* begin *

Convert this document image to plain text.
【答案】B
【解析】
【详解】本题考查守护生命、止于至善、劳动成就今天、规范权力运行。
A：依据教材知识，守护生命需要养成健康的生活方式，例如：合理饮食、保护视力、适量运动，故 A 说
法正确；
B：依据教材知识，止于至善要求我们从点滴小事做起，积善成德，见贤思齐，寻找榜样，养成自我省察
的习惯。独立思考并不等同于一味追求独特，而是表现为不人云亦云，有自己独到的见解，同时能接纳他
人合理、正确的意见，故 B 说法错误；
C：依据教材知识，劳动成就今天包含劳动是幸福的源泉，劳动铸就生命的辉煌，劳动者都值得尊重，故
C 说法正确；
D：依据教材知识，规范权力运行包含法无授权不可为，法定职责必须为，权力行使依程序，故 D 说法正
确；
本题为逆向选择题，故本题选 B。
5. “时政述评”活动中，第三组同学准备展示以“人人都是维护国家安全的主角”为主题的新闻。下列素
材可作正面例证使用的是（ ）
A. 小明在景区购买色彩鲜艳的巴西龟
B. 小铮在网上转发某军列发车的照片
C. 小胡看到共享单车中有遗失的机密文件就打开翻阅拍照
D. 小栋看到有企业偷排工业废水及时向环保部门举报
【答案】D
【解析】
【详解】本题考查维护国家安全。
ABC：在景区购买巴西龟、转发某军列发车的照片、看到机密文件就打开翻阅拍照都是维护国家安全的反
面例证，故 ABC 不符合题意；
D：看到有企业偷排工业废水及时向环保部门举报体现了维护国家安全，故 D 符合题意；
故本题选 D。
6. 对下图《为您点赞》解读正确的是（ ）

* end *

PROBLEM REQUIREMENTS —
Restate every record exactly, leaving nothing out.

IN RESPONSE —
Convert this document image to plain text.
【答案】B
【解析】
【详解】本题考查守护生命、止于至善、劳动成就今天、规范权力运行。
A：依据教材知识，守护生命需要养成健康的生活方式，例如：合理饮食、保护视力、适量运动，故 A 说
法正确；
B：依据教材知识，止于至善要求我们从点滴小事做起，积善成德，见贤思齐，寻找榜样，养成自我省察
的习惯。独立思考并不等同于一味追求独特，而是表现为不人云亦云，有自己独到的见解，同时能接纳他
人合理、正确的意见，故 B 说法错误；
C：依据教材知识，劳动成就今天包含劳动是幸福的源泉，劳动铸就生命的辉煌，劳动者都值得尊重，故
C 说法正确；
D：依据教材知识，规范权力运行包含法无授权不可为，法定职责必须为，权力行使依程序，故 D 说法正
确；
本题为逆向选择题，故本题选 B。
5. “时政述评”活动中，第三组同学准备展示以“人人都是维护国家安全的主角”为主题的新闻。下列素
材可作正面例证使用的是（ ）
A. 小明在景区购买色彩鲜艳的巴西龟
B. 小铮在网上转发某军列发车的照片
C. 小胡看到共享单车中有遗失的机密文件就打开翻阅拍照
D. 小栋看到有企业偷排工业废水及时向环保部门举报
【答案】D
【解析】
【详解】本题考查维护国家安全。
ABC：在景区购买巴西龟、转发某军列发车的照片、看到机密文件就打开翻阅拍照都是维护国家安全的反
面例证，故 ABC 不符合题意；
D：看到有企业偷排工业废水及时向环保部门举报体现了维护国家安全，故 D 符合题意；
故本题选 D。
6. 对下图《为您点赞》解读正确的是（ ）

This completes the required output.